- _WHAT IS EXPECTED_
Print the entries that appear below, exactly as written and without their pictures.

[Source records]
######

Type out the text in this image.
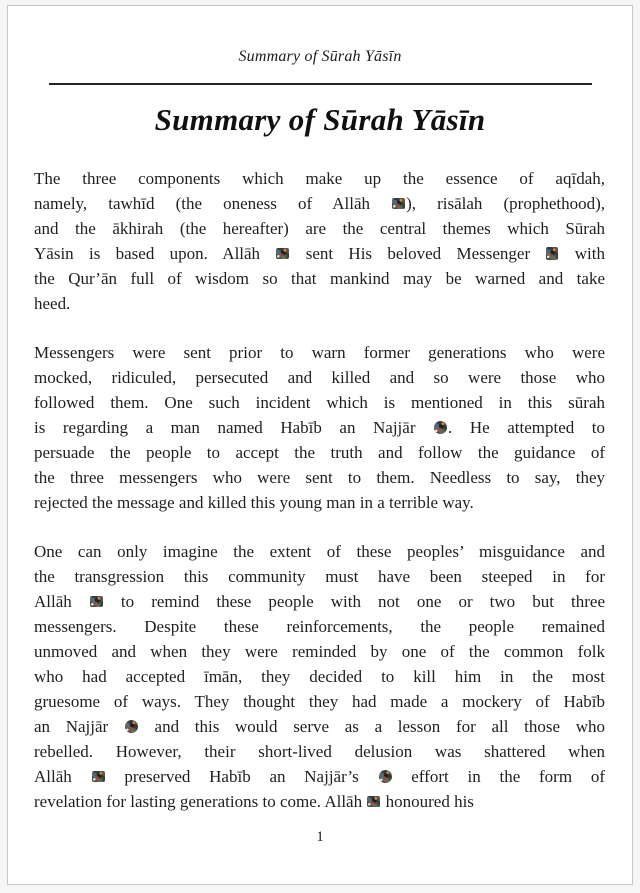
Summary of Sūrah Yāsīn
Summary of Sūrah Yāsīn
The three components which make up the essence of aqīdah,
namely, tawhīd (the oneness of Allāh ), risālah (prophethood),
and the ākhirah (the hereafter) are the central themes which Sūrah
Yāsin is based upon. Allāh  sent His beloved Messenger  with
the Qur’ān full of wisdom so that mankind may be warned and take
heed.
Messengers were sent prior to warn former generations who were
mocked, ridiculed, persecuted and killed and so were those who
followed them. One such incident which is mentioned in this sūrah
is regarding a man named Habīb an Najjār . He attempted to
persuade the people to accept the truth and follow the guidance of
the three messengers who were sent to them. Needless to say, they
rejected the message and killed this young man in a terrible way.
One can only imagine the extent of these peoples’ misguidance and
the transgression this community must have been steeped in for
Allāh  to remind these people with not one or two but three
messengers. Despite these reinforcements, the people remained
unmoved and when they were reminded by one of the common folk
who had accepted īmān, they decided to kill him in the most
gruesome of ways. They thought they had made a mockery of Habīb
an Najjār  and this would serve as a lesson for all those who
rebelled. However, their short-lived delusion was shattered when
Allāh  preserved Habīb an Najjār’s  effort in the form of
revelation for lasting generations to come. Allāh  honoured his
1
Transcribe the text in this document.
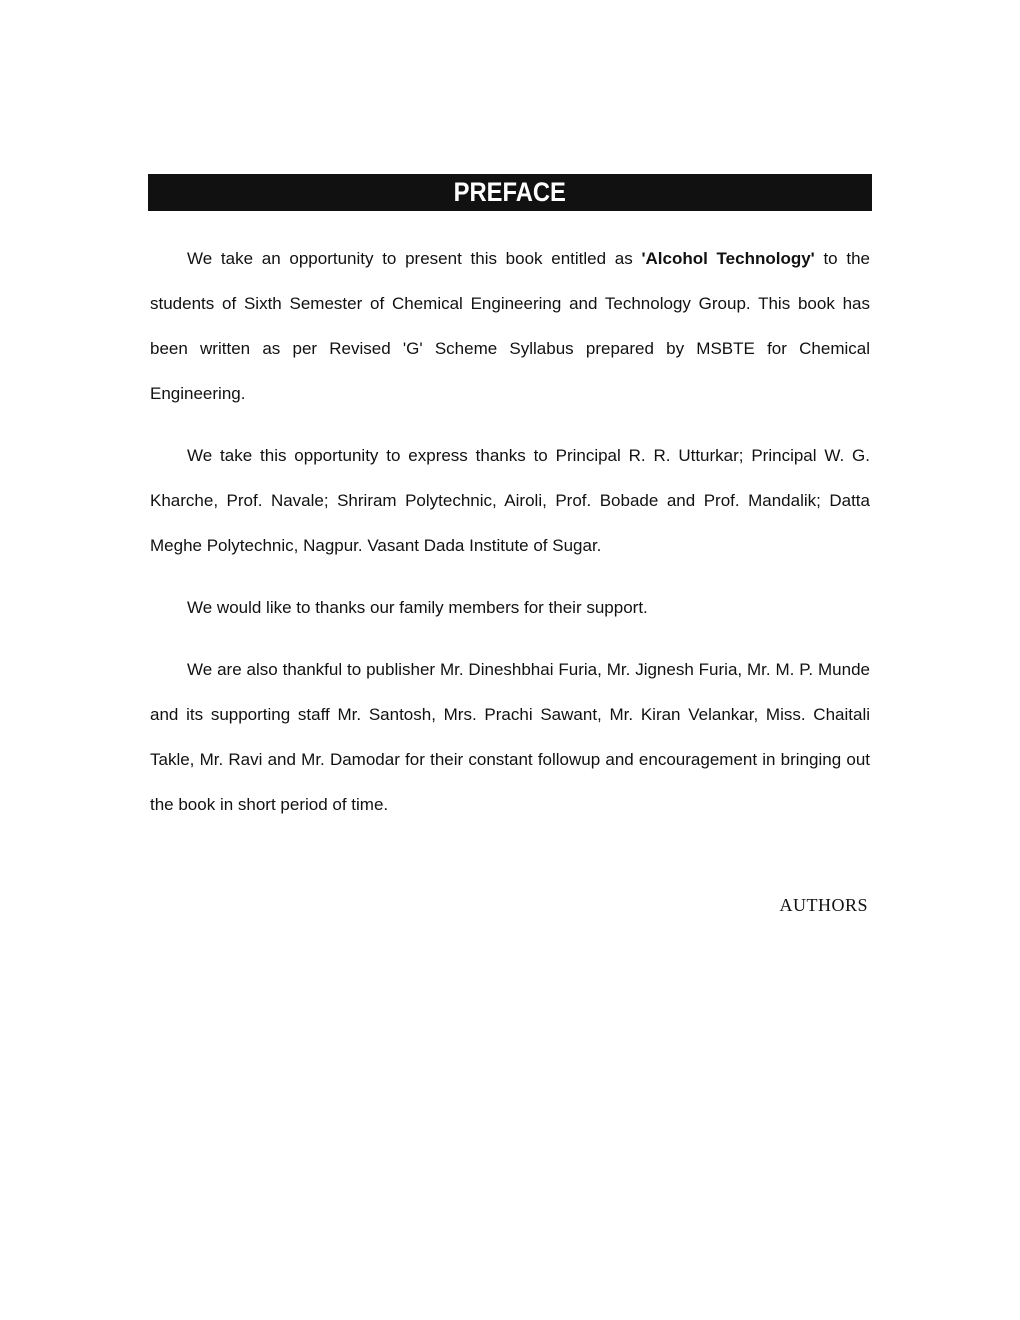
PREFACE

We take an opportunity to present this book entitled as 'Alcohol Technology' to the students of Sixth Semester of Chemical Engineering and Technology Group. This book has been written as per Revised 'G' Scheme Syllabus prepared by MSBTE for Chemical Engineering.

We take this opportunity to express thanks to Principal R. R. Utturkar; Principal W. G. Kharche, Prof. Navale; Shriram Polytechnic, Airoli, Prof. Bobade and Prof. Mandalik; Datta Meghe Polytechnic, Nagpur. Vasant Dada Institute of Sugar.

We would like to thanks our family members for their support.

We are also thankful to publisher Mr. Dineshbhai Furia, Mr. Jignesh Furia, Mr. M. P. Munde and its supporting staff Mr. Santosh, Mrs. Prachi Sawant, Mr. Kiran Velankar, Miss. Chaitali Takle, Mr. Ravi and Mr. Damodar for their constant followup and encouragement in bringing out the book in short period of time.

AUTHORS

######

- _SOLUTION BELOW_
Type out the text in this image.
Summary of Sūrah Yāsīn
Summary of Sūrah Yāsīn
The three components which make up the essence of aqīdah,
namely, tawhīd (the oneness of Allāh ), risālah (prophethood),
and the ākhirah (the hereafter) are the central themes which Sūrah
Yāsin is based upon. Allāh  sent His beloved Messenger  with
the Qur’ān full of wisdom so that mankind may be warned and take
heed.
Messengers were sent prior to warn former generations who were
mocked, ridiculed, persecuted and killed and so were those who
followed them. One such incident which is mentioned in this sūrah
is regarding a man named Habīb an Najjār . He attempted to
persuade the people to accept the truth and follow the guidance of
the three messengers who were sent to them. Needless to say, they
rejected the message and killed this young man in a terrible way.
One can only imagine the extent of these peoples’ misguidance and
the transgression this community must have been steeped in for
Allāh  to remind these people with not one or two but three
messengers. Despite these reinforcements, the people remained
unmoved and when they were reminded by one of the common folk
who had accepted īmān, they decided to kill him in the most
gruesome of ways. They thought they had made a mockery of Habīb
an Najjār  and this would serve as a lesson for all those who
rebelled. However, their short-lived delusion was shattered when
Allāh  preserved Habīb an Najjār’s  effort in the form of
revelation for lasting generations to come. Allāh  honoured his
1
Transcribe the text in this document.
PREFACE

We take an opportunity to present this book entitled as 'Alcohol Technology' to the students of Sixth Semester of Chemical Engineering and Technology Group. This book has been written as per Revised 'G' Scheme Syllabus prepared by MSBTE for Chemical Engineering.

We take this opportunity to express thanks to Principal R. R. Utturkar; Principal W. G. Kharche, Prof. Navale; Shriram Polytechnic, Airoli, Prof. Bobade and Prof. Mandalik; Datta Meghe Polytechnic, Nagpur. Vasant Dada Institute of Sugar.

We would like to thanks our family members for their support.

We are also thankful to publisher Mr. Dineshbhai Furia, Mr. Jignesh Furia, Mr. M. P. Munde and its supporting staff Mr. Santosh, Mrs. Prachi Sawant, Mr. Kiran Velankar, Miss. Chaitali Takle, Mr. Ravi and Mr. Damodar for their constant followup and encouragement in bringing out the book in short period of time.

AUTHORS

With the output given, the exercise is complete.